• [Entries provided]:
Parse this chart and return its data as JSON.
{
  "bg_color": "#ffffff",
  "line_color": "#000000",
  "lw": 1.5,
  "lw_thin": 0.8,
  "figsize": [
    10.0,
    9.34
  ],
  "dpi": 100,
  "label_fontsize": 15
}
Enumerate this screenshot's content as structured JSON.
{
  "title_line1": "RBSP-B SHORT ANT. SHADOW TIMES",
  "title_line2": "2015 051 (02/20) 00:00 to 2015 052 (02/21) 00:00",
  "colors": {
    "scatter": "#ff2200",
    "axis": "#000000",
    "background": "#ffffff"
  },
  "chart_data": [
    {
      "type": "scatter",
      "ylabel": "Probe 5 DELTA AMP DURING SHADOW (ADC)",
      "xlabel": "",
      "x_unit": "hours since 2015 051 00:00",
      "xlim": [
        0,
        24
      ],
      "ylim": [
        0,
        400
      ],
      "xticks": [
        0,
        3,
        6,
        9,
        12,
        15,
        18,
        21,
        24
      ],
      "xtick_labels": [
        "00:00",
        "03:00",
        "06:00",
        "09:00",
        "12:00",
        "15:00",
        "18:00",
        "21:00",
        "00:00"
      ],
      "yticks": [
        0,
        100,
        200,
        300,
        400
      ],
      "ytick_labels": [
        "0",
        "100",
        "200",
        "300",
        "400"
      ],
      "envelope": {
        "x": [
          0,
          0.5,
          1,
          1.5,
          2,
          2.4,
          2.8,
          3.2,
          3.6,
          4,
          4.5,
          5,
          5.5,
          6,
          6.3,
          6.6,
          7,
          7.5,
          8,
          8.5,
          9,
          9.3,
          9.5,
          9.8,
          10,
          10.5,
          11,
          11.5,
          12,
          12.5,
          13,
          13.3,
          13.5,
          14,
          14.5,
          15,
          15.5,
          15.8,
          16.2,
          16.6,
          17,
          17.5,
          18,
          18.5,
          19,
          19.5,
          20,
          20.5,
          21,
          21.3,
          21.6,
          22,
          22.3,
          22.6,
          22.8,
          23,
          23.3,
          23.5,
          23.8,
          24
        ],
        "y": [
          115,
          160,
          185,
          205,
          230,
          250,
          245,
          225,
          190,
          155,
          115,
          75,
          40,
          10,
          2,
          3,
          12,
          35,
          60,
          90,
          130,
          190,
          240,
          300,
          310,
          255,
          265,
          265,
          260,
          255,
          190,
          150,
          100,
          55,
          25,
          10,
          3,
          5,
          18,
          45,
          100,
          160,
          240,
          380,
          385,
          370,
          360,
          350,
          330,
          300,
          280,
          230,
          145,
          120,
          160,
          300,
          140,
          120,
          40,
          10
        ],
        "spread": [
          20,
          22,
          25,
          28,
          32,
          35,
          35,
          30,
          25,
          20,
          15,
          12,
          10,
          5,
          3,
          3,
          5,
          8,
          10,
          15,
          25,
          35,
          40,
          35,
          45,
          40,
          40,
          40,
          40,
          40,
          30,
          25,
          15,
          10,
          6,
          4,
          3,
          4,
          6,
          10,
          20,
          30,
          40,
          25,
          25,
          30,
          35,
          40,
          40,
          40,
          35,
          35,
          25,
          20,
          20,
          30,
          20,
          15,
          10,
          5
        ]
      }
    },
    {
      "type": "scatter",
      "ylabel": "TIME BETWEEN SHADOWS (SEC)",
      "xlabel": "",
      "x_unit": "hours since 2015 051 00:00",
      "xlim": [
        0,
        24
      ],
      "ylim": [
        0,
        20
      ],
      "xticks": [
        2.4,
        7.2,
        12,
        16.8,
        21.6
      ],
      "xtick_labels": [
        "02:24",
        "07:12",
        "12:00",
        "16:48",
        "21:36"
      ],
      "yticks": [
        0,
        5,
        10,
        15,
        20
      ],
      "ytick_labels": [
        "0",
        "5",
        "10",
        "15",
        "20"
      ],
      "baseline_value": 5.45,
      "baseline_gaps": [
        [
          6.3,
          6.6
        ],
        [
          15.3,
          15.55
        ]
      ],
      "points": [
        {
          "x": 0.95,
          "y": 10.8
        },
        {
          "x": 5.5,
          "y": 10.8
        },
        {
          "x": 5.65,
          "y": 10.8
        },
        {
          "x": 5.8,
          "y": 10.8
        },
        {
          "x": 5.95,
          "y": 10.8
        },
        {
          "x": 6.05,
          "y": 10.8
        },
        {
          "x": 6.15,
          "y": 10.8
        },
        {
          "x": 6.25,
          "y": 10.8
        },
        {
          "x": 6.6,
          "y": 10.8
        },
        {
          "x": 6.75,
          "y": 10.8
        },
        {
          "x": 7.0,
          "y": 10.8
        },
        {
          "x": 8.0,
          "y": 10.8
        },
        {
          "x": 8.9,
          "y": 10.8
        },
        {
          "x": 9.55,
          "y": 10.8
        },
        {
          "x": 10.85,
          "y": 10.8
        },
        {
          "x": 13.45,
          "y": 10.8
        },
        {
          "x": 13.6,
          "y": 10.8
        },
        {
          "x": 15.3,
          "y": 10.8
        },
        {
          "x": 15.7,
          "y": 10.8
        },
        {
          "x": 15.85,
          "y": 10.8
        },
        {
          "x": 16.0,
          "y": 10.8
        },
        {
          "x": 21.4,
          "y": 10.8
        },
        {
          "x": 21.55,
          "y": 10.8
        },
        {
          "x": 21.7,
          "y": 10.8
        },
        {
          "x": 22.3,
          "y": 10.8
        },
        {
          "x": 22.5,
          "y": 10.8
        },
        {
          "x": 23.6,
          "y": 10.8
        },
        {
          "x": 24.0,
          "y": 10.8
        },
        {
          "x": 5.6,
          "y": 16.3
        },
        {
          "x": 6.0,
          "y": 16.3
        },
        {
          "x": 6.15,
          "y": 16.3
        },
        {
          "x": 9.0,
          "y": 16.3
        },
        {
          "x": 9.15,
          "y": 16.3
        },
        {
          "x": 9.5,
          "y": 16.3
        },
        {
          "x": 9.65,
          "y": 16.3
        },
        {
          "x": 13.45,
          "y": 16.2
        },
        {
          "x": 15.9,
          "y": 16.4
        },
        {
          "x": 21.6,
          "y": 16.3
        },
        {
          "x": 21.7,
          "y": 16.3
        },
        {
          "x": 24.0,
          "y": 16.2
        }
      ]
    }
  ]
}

• [Short exercise]: Copy out each line in the preceding records that contains "JSON".

• [Task answer]:
Parse this chart and return its data as JSON.
Enumerate this screenshot's content as structured JSON.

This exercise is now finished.